## INSTRUCTIONS FOR THE TASK
Find every line in the records below that contains the word "обеспечения", and copy each such line.

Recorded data
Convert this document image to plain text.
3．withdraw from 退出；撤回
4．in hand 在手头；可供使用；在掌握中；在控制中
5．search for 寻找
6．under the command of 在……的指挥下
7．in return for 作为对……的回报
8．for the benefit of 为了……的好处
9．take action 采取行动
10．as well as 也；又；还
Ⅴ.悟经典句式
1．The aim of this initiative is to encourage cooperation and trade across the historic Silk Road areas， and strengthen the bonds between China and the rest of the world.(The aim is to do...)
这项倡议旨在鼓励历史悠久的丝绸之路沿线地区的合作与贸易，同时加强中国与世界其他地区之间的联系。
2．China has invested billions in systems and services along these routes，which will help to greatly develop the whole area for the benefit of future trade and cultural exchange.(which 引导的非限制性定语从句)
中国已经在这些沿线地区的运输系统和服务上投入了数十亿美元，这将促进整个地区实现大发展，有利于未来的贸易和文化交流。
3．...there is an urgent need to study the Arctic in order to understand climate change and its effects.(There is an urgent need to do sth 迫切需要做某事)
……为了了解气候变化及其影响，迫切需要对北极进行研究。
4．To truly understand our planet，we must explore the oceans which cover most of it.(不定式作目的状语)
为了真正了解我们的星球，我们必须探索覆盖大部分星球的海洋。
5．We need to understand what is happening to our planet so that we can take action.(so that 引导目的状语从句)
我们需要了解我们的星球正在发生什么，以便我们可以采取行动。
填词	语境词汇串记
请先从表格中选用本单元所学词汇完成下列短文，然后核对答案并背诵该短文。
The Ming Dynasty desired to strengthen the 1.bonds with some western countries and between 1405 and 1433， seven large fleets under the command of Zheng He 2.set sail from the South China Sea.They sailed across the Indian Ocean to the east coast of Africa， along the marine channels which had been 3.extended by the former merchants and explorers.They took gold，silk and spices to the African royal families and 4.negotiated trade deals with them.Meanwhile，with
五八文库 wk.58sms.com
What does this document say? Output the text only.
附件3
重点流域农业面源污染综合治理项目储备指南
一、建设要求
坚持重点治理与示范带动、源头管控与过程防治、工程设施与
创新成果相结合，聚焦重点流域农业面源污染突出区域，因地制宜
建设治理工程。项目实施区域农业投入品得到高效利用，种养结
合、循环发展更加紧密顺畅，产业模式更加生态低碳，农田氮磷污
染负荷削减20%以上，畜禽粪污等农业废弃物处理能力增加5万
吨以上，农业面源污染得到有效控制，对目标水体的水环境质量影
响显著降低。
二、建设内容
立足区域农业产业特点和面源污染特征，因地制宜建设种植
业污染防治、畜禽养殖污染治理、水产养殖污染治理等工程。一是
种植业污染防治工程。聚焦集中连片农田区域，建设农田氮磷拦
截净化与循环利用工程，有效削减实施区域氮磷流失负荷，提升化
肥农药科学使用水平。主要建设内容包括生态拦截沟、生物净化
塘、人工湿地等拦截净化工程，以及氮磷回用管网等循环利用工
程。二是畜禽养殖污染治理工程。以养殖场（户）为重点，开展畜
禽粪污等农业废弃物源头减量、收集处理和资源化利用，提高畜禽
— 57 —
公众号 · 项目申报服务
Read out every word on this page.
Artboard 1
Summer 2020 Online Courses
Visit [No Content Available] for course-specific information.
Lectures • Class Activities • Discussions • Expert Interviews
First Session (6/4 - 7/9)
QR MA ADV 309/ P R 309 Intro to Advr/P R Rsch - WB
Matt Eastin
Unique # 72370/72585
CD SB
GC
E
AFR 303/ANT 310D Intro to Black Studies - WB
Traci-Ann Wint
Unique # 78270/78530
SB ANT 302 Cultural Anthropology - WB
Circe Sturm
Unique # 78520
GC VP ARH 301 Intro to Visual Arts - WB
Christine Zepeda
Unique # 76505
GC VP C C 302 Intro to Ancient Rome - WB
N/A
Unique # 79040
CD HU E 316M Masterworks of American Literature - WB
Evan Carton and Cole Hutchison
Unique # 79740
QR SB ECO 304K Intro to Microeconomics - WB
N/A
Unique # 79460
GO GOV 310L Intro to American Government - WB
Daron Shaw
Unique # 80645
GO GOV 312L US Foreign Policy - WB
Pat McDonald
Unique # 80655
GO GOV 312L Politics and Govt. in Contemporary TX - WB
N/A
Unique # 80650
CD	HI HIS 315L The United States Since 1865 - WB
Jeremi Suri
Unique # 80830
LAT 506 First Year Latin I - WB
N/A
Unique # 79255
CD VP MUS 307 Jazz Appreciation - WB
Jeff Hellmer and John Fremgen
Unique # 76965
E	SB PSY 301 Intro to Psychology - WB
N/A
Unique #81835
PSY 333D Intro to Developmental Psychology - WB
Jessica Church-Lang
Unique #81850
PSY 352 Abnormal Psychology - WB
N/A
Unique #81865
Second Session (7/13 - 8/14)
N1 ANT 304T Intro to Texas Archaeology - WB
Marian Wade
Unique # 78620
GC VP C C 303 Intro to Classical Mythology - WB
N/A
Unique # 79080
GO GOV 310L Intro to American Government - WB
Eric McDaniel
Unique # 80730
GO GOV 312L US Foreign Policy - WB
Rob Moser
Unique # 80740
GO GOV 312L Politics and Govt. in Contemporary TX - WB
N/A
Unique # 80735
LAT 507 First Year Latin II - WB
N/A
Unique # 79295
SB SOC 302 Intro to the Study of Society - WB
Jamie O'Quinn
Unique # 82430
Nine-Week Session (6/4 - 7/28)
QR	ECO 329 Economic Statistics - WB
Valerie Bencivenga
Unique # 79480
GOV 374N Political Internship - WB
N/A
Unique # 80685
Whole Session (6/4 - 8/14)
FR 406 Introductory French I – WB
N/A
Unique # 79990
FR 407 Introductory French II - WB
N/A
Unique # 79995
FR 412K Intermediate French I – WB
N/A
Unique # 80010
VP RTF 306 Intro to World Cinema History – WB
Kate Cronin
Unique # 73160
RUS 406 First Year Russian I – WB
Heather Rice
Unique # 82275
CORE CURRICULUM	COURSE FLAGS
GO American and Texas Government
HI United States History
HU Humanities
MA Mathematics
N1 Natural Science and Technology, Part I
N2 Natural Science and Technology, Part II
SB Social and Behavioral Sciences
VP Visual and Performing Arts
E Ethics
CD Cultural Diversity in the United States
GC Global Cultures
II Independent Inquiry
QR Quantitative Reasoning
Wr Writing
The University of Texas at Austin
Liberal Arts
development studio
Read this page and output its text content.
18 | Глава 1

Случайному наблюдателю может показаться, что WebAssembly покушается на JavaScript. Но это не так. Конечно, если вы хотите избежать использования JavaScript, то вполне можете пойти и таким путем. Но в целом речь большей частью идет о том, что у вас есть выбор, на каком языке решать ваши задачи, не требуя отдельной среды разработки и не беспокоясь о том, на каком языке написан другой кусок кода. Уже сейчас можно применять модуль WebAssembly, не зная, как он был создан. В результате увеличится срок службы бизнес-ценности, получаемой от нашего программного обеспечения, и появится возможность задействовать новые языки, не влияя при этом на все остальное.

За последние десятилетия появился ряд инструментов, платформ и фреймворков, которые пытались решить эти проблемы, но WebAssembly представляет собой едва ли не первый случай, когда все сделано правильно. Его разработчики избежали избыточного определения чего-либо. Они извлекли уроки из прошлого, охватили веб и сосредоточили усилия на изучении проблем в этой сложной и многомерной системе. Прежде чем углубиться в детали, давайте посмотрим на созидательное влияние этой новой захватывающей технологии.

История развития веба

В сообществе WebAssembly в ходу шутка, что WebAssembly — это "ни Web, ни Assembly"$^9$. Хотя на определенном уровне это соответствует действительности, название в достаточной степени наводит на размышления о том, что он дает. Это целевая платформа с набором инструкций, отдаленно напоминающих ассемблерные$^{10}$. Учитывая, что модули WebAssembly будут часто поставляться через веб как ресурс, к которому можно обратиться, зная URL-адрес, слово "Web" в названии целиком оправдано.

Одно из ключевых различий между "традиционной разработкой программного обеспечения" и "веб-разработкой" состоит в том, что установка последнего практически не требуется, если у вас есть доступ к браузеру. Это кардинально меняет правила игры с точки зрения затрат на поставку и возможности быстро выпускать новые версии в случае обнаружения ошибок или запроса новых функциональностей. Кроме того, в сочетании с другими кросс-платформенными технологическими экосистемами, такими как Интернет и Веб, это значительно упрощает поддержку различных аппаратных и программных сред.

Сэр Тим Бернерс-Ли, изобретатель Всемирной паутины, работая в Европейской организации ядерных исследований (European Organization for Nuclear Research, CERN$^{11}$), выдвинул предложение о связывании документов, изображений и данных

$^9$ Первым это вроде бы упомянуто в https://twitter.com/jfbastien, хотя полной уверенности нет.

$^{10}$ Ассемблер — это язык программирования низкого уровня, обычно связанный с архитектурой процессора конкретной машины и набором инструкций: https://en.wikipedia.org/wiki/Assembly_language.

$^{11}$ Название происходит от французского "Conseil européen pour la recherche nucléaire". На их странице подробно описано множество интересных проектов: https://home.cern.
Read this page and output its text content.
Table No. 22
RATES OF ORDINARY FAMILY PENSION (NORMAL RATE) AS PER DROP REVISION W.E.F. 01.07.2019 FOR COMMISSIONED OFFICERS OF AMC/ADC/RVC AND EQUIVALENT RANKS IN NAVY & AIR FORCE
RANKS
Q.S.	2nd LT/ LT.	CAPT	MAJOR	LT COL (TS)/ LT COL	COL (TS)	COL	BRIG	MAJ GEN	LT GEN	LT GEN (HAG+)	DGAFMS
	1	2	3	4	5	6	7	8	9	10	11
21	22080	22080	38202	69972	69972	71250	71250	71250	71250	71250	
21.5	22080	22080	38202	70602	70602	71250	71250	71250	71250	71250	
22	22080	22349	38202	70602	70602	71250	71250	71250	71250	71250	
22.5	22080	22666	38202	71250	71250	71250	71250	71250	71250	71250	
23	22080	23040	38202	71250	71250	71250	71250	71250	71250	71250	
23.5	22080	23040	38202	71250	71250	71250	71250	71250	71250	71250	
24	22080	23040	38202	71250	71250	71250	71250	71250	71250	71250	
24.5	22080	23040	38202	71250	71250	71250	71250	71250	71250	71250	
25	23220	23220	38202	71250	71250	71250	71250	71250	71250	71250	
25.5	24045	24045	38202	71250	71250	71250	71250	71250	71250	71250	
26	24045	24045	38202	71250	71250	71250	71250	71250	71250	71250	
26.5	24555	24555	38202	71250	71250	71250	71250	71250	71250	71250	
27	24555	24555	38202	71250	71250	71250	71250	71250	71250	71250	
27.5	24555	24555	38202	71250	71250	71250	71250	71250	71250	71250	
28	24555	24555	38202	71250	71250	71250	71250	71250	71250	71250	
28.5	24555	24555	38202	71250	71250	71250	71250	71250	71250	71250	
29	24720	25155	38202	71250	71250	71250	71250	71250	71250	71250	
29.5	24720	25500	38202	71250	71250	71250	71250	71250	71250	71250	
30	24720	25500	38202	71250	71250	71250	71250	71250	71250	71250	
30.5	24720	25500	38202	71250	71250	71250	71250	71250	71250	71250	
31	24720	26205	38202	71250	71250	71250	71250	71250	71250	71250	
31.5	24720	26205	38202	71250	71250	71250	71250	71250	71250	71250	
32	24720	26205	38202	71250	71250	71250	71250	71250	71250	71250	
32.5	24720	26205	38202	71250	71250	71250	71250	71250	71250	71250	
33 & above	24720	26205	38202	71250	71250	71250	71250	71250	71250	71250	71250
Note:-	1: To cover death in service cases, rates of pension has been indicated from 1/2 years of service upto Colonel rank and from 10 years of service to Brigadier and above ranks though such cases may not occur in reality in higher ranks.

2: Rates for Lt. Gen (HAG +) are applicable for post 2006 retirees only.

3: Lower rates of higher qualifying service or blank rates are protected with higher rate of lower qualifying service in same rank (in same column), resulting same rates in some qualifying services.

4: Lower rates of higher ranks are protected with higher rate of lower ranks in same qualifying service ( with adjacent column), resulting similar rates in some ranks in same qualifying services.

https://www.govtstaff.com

## EXPECTED ANSWER
Случайному наблюдателю может показаться, что WebAssembly покушается на JavaScript. Но это не так. Конечно, если вы хотите избежать использования JavaScript, то вполне можете пойти и таким путем. Но в целом речь большей частью идет о том, что у вас есть выбор, на каком языке решать ваши задачи, не требуя отдельной среды разработки и не беспокоясь о том, на каком языке написан другой кусок кода. Уже сейчас можно применять модуль WebAssembly, не зная, как он был создан. В результате увеличится срок службы бизнес-ценности, получаемой от нашего программного обеспечения, и появится возможность задействовать новые языки, не влияя при этом на все остальное.
Одно из ключевых различий между "традиционной разработкой программного обеспечения" и "веб-разработкой" состоит в том, что установка последнего практически не требуется, если у вас есть доступ к браузеру. Это кардинально меняет правила игры с точки зрения затрат на поставку и возможности быстро выпускать новые версии в случае обнаружения ошибок или запроса новых функциональностей. Кроме того, в сочетании с другими кросс-платформенными технологическими экосистемами, такими как Интернет и Веб, это значительно упрощает поддержку различных аппаратных и программных сред.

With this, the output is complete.